═════ LISTED ENTRIES ═════

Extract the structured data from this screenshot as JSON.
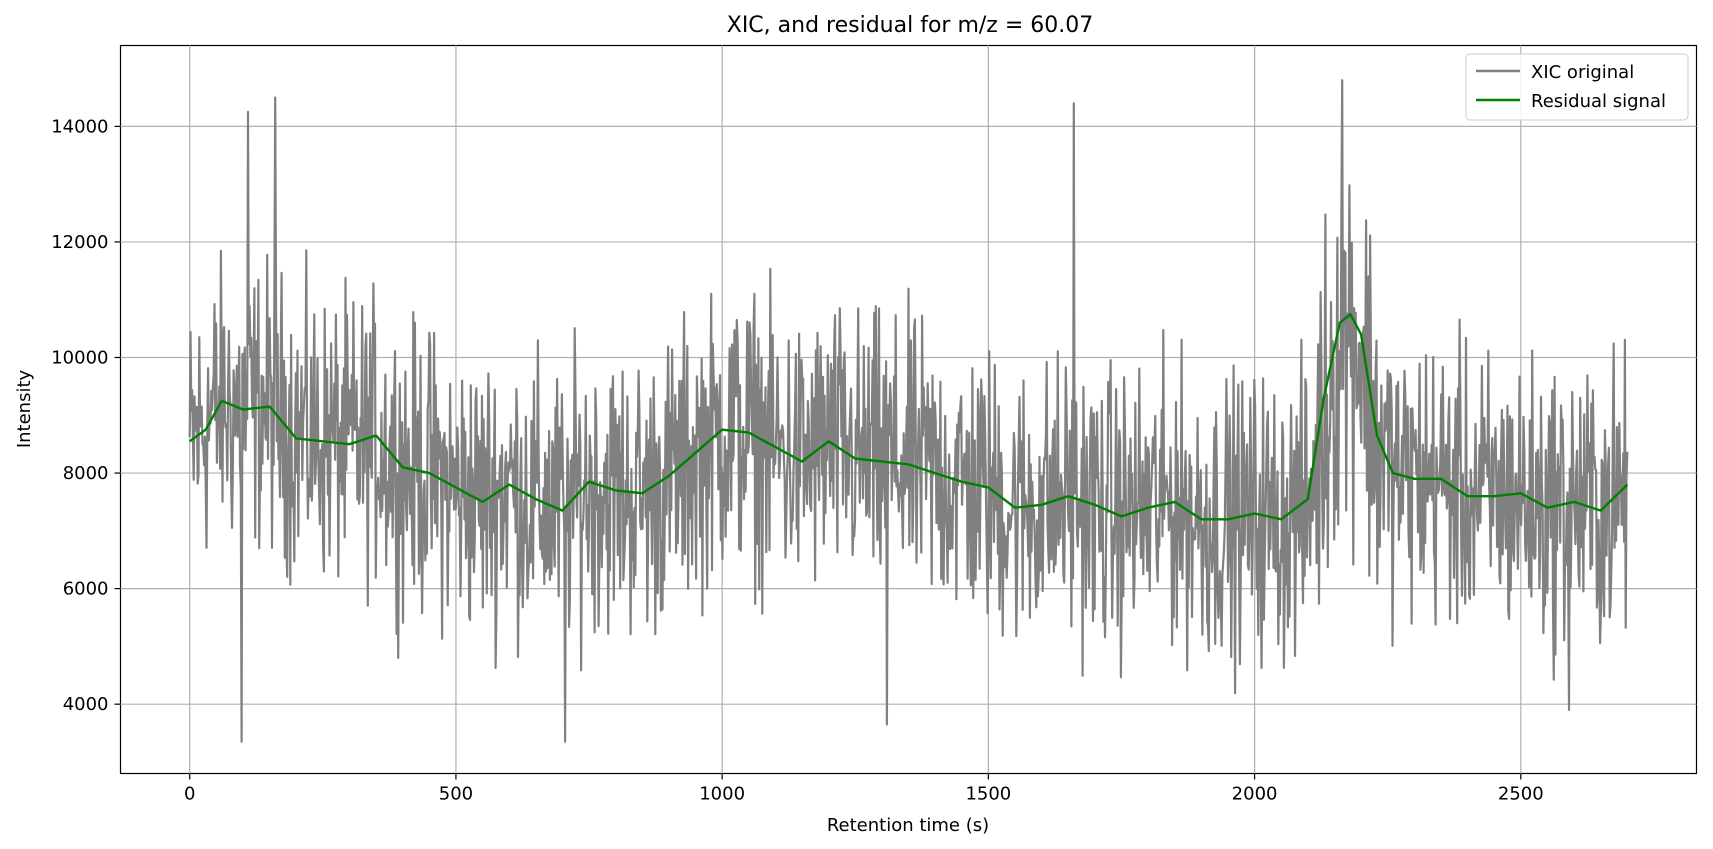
{
  "chart_data": {
    "type": "line",
    "title": "XIC, and residual for m/z = 60.07",
    "xlabel": "Retention time (s)",
    "ylabel": "Intensity",
    "xlim": [
      -130,
      2830
    ],
    "ylim": [
      2800,
      15400
    ],
    "xticks": [
      0,
      500,
      1000,
      1500,
      2000,
      2500
    ],
    "yticks": [
      4000,
      6000,
      8000,
      10000,
      12000,
      14000
    ],
    "grid": true,
    "legend_position": "top-right",
    "series": [
      {
        "name": "XIC original",
        "color": "#808080",
        "noisy": true,
        "x": [
          0,
          30,
          60,
          100,
          150,
          200,
          250,
          300,
          350,
          400,
          450,
          500,
          550,
          600,
          650,
          700,
          750,
          800,
          850,
          900,
          950,
          1000,
          1050,
          1100,
          1150,
          1200,
          1250,
          1300,
          1350,
          1400,
          1450,
          1500,
          1550,
          1600,
          1650,
          1700,
          1750,
          1800,
          1850,
          1900,
          1950,
          2000,
          2050,
          2100,
          2130,
          2160,
          2180,
          2200,
          2230,
          2260,
          2300,
          2350,
          2400,
          2450,
          2500,
          2550,
          2600,
          2650,
          2700
        ],
        "y": [
          8400,
          8900,
          9200,
          9100,
          9200,
          8700,
          8600,
          8500,
          8600,
          8100,
          8000,
          7700,
          7600,
          7800,
          7500,
          7400,
          7800,
          7700,
          7600,
          7900,
          8300,
          8700,
          8700,
          8400,
          8200,
          8500,
          8300,
          8200,
          8200,
          8000,
          7800,
          7700,
          7400,
          7500,
          7600,
          7400,
          7300,
          7400,
          7500,
          7200,
          7200,
          7300,
          7200,
          7400,
          9000,
          10500,
          10600,
          10200,
          8600,
          8000,
          7900,
          7900,
          7600,
          7600,
          7600,
          7400,
          7500,
          7400,
          7700
        ],
        "spikes": [
          {
            "x": 97,
            "y": 3350
          },
          {
            "x": 110,
            "y": 14250
          },
          {
            "x": 160,
            "y": 14500
          },
          {
            "x": 705,
            "y": 3350
          },
          {
            "x": 1310,
            "y": 3650
          },
          {
            "x": 1660,
            "y": 14400
          },
          {
            "x": 2165,
            "y": 14800
          },
          {
            "x": 2590,
            "y": 3900
          }
        ]
      },
      {
        "name": "Residual signal",
        "color": "#008000",
        "x": [
          0,
          30,
          60,
          100,
          150,
          200,
          250,
          300,
          350,
          400,
          450,
          500,
          550,
          600,
          650,
          700,
          750,
          800,
          850,
          900,
          950,
          1000,
          1050,
          1100,
          1150,
          1200,
          1250,
          1300,
          1350,
          1400,
          1450,
          1500,
          1550,
          1600,
          1650,
          1700,
          1750,
          1800,
          1850,
          1900,
          1950,
          2000,
          2050,
          2100,
          2130,
          2160,
          2180,
          2200,
          2230,
          2260,
          2300,
          2350,
          2400,
          2450,
          2500,
          2550,
          2600,
          2650,
          2700
        ],
        "y": [
          8550,
          8750,
          9250,
          9100,
          9150,
          8600,
          8550,
          8500,
          8650,
          8100,
          8000,
          7750,
          7500,
          7800,
          7550,
          7350,
          7850,
          7700,
          7650,
          7950,
          8350,
          8750,
          8700,
          8450,
          8200,
          8550,
          8250,
          8200,
          8150,
          8000,
          7850,
          7750,
          7400,
          7450,
          7600,
          7450,
          7250,
          7400,
          7500,
          7200,
          7200,
          7300,
          7200,
          7550,
          9300,
          10600,
          10750,
          10400,
          8650,
          8000,
          7900,
          7900,
          7600,
          7600,
          7650,
          7400,
          7500,
          7350,
          7800
        ]
      }
    ]
  }
}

═════

__WHAT IS EXPECTED__.
Look for the word "name" in every line of the listing and copy the lines that have it.

__REPLY TO THE TASK__.
        "name": "XIC original",
        "name": "Residual signal",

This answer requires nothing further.